» **WRITTEN INSTRUCTION**: The records that follow must be reproduced in full, exactly as written.

» **MATERIAL FOR THIS EXERCISE**:
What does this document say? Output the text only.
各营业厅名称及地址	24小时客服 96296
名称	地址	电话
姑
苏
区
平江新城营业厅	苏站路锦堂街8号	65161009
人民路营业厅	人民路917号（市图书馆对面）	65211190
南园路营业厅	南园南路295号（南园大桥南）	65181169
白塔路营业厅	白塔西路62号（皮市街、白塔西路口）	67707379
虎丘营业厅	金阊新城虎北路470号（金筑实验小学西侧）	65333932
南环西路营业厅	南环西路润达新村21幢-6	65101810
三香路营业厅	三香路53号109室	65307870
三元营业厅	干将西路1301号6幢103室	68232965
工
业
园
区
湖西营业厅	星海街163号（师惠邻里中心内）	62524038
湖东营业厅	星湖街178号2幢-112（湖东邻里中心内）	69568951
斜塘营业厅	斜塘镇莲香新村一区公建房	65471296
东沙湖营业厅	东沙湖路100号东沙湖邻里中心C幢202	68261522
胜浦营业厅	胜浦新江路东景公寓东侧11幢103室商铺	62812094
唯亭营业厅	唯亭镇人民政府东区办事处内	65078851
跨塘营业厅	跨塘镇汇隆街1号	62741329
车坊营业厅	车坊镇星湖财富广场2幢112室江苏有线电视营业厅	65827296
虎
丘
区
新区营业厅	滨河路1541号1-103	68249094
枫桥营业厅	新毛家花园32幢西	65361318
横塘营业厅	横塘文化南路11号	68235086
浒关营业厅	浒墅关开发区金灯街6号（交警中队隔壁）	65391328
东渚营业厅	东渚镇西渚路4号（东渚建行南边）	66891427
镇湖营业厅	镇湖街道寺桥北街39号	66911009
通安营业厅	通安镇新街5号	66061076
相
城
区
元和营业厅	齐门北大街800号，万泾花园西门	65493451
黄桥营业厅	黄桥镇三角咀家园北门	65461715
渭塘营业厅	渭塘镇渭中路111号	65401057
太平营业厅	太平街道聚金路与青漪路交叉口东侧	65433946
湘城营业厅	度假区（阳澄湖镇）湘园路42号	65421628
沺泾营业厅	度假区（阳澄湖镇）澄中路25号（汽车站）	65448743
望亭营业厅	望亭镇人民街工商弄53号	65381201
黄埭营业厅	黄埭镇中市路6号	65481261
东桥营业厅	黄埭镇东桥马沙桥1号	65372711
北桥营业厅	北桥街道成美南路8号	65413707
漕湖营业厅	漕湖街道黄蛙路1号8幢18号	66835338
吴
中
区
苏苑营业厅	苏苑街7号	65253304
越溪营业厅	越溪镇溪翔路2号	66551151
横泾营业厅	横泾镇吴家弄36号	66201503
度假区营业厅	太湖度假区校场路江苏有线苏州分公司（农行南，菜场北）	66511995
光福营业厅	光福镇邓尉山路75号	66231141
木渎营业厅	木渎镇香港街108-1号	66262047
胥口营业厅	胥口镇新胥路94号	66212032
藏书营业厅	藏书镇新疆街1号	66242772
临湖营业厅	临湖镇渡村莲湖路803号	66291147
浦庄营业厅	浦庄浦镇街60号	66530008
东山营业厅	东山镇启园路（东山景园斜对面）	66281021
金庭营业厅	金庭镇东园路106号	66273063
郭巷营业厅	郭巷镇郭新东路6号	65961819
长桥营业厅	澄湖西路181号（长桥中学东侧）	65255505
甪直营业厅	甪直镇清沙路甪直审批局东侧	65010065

» **TASK RESULT**:
What does this document say? Output the text only.
各营业厅名称及地址	24小时客服 96296
名称	地址	电话
姑
苏
区
平江新城营业厅	苏站路锦堂街8号	65161009
人民路营业厅	人民路917号（市图书馆对面）	65211190
南园路营业厅	南园南路295号（南园大桥南）	65181169
白塔路营业厅	白塔西路62号（皮市街、白塔西路口）	67707379
虎丘营业厅	金阊新城虎北路470号（金筑实验小学西侧）	65333932
南环西路营业厅	南环西路润达新村21幢-6	65101810
三香路营业厅	三香路53号109室	65307870
三元营业厅	干将西路1301号6幢103室	68232965
工
业
园
区
湖西营业厅	星海街163号（师惠邻里中心内）	62524038
湖东营业厅	星湖街178号2幢-112（湖东邻里中心内）	69568951
斜塘营业厅	斜塘镇莲香新村一区公建房	65471296
东沙湖营业厅	东沙湖路100号东沙湖邻里中心C幢202	68261522
胜浦营业厅	胜浦新江路东景公寓东侧11幢103室商铺	62812094
唯亭营业厅	唯亭镇人民政府东区办事处内	65078851
跨塘营业厅	跨塘镇汇隆街1号	62741329
车坊营业厅	车坊镇星湖财富广场2幢112室江苏有线电视营业厅	65827296
虎
丘
区
新区营业厅	滨河路1541号1-103	68249094
枫桥营业厅	新毛家花园32幢西	65361318
横塘营业厅	横塘文化南路11号	68235086
浒关营业厅	浒墅关开发区金灯街6号（交警中队隔壁）	65391328
东渚营业厅	东渚镇西渚路4号（东渚建行南边）	66891427
镇湖营业厅	镇湖街道寺桥北街39号	66911009
通安营业厅	通安镇新街5号	66061076
相
城
区
元和营业厅	齐门北大街800号，万泾花园西门	65493451
黄桥营业厅	黄桥镇三角咀家园北门	65461715
渭塘营业厅	渭塘镇渭中路111号	65401057
太平营业厅	太平街道聚金路与青漪路交叉口东侧	65433946
湘城营业厅	度假区（阳澄湖镇）湘园路42号	65421628
沺泾营业厅	度假区（阳澄湖镇）澄中路25号（汽车站）	65448743
望亭营业厅	望亭镇人民街工商弄53号	65381201
黄埭营业厅	黄埭镇中市路6号	65481261
东桥营业厅	黄埭镇东桥马沙桥1号	65372711
北桥营业厅	北桥街道成美南路8号	65413707
漕湖营业厅	漕湖街道黄蛙路1号8幢18号	66835338
吴
中
区
苏苑营业厅	苏苑街7号	65253304
越溪营业厅	越溪镇溪翔路2号	66551151
横泾营业厅	横泾镇吴家弄36号	66201503
度假区营业厅	太湖度假区校场路江苏有线苏州分公司（农行南，菜场北）	66511995
光福营业厅	光福镇邓尉山路75号	66231141
木渎营业厅	木渎镇香港街108-1号	66262047
胥口营业厅	胥口镇新胥路94号	66212032
藏书营业厅	藏书镇新疆街1号	66242772
临湖营业厅	临湖镇渡村莲湖路803号	66291147
浦庄营业厅	浦庄浦镇街60号	66530008
东山营业厅	东山镇启园路（东山景园斜对面）	66281021
金庭营业厅	金庭镇东园路106号	66273063
郭巷营业厅	郭巷镇郭新东路6号	65961819
长桥营业厅	澄湖西路181号（长桥中学东侧）	65255505
甪直营业厅	甪直镇清沙路甪直审批局东侧	65010065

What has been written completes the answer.